* [Problem to solve]: Scan the listing below. Report each line that includes "device".

* [Data]:
━━━━━━
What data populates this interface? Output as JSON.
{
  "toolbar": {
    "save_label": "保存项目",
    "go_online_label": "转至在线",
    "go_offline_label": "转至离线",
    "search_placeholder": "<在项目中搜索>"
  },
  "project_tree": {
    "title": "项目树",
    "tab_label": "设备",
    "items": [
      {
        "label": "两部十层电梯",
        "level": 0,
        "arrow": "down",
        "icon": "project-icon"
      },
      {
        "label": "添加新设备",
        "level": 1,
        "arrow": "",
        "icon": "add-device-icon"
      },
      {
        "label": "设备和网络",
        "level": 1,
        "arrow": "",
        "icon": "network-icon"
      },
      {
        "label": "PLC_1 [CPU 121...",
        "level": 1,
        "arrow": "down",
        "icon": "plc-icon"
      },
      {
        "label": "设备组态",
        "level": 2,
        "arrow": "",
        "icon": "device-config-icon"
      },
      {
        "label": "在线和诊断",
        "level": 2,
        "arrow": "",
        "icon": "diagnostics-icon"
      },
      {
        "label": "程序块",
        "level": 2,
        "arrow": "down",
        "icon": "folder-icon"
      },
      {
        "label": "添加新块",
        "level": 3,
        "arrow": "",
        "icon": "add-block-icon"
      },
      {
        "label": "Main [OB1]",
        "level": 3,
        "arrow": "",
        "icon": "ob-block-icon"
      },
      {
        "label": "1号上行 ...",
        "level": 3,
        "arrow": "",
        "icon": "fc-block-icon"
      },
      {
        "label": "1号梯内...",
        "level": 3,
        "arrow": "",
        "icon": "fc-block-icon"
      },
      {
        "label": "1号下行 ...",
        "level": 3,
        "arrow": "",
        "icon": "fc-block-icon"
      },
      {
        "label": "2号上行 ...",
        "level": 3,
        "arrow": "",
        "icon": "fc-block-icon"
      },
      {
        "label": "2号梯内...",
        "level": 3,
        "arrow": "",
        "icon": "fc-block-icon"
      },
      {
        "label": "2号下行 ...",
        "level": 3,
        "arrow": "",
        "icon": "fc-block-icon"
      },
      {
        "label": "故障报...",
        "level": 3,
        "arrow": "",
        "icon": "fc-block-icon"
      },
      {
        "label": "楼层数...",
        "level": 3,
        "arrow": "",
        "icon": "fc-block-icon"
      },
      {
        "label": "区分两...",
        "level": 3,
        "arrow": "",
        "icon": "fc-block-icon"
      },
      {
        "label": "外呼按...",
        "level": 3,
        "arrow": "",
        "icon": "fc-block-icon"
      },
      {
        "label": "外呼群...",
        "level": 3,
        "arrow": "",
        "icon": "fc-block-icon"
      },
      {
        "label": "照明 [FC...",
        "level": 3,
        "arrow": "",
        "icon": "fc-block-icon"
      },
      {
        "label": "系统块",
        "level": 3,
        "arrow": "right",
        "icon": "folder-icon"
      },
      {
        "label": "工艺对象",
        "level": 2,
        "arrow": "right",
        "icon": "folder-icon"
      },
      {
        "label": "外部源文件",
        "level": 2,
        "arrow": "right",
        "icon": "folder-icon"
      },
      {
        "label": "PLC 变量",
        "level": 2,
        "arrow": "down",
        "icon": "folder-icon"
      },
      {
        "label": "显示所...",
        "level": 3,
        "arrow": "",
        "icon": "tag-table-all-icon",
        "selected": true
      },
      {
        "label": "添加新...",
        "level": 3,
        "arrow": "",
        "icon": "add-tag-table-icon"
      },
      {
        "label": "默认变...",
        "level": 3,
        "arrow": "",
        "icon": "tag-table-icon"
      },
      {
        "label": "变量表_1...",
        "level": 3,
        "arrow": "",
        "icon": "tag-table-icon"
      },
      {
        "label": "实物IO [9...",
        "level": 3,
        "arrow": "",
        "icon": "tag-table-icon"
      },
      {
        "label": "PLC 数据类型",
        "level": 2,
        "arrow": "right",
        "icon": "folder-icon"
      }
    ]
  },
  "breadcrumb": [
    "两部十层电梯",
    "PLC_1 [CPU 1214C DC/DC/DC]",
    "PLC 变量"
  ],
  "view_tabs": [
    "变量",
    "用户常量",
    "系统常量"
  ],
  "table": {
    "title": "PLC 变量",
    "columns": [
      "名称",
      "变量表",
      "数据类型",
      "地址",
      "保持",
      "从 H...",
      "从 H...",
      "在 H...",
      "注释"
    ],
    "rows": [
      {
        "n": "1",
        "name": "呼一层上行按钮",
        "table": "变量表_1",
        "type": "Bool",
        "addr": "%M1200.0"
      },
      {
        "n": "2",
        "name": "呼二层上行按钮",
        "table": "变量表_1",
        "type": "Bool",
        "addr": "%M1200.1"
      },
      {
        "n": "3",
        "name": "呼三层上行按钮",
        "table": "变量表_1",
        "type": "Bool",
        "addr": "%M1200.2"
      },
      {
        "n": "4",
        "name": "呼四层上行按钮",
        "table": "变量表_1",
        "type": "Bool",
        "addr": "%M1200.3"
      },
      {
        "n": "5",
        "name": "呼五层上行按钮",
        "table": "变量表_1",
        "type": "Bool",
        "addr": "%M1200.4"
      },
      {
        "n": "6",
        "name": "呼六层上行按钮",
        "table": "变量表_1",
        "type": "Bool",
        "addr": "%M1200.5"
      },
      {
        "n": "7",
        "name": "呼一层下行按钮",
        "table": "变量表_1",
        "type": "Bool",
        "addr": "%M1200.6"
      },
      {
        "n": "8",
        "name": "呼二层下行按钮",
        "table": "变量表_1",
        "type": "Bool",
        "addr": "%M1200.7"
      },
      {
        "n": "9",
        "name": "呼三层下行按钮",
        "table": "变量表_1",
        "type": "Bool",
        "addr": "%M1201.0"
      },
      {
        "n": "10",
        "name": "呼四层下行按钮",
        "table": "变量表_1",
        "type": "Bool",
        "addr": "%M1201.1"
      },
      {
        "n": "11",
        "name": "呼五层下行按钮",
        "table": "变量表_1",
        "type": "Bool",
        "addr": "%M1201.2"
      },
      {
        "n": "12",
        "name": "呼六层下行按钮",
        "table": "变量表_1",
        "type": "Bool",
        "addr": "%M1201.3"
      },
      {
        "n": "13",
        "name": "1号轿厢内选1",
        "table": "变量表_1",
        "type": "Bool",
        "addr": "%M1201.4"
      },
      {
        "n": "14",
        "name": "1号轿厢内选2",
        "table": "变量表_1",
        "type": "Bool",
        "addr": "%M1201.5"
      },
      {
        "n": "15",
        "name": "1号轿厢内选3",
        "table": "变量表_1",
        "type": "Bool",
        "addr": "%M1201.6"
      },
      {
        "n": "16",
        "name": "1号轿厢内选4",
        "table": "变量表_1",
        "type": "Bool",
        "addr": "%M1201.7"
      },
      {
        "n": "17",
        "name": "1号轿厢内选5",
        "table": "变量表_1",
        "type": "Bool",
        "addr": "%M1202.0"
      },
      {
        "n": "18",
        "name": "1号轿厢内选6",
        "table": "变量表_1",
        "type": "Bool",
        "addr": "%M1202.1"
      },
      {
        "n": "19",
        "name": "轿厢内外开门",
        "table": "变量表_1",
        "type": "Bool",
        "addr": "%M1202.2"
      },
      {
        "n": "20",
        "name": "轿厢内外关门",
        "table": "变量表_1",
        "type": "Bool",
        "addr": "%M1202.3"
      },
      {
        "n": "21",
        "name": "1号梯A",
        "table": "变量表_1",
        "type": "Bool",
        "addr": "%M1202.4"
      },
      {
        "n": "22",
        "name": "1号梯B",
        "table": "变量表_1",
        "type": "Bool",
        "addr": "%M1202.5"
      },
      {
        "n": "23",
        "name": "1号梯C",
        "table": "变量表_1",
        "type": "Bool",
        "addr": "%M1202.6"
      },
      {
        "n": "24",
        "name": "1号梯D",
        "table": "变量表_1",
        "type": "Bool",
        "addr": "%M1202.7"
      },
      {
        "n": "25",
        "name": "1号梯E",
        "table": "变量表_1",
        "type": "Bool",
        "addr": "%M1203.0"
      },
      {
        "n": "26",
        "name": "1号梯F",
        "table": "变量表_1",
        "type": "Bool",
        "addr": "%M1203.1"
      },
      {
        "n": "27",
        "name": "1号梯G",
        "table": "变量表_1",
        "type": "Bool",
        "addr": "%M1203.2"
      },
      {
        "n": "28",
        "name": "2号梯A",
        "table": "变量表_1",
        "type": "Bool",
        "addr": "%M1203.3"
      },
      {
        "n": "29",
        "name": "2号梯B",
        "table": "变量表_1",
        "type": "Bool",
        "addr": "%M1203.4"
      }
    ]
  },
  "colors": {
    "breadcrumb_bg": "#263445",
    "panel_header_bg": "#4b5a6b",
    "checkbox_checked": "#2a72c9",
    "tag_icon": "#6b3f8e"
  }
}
━━━━━━
* [Exercise solution]:
        "icon": "add-device-icon"
        "icon": "device-config-icon"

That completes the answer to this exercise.